__WHAT YOU WILL DO__. Select the lines that contain "level" and copy each of them.

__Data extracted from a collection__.
^^^^^^^^^^^^^^^^
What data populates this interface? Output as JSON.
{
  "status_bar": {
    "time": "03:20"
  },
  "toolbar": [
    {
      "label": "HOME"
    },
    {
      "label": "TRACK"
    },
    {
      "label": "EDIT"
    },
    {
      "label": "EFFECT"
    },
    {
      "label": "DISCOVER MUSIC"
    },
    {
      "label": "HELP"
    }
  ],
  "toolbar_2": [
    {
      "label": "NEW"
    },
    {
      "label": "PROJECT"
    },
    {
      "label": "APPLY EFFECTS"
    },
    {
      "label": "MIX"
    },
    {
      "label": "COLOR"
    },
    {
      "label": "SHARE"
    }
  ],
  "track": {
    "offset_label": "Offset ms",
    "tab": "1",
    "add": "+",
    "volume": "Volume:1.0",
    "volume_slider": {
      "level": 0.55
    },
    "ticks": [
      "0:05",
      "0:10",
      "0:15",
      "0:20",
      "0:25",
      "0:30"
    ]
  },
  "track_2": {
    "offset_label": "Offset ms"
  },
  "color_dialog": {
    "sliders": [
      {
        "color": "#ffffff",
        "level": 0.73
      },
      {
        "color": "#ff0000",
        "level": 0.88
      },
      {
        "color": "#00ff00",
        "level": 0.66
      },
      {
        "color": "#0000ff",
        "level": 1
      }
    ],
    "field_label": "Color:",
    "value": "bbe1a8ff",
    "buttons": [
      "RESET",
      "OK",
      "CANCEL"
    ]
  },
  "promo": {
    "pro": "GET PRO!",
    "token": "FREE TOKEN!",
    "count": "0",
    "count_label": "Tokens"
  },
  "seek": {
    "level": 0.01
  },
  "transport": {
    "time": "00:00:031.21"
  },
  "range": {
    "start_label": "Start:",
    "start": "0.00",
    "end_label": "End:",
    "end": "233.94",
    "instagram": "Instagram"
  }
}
^^^^^^^^^^^^^^^^
__REPLY TO THE TASK__.
      "level": 0.55
        "level": 0.73
        "level": 0.88
        "level": 0.66
        "level": 1
    "level": 0.01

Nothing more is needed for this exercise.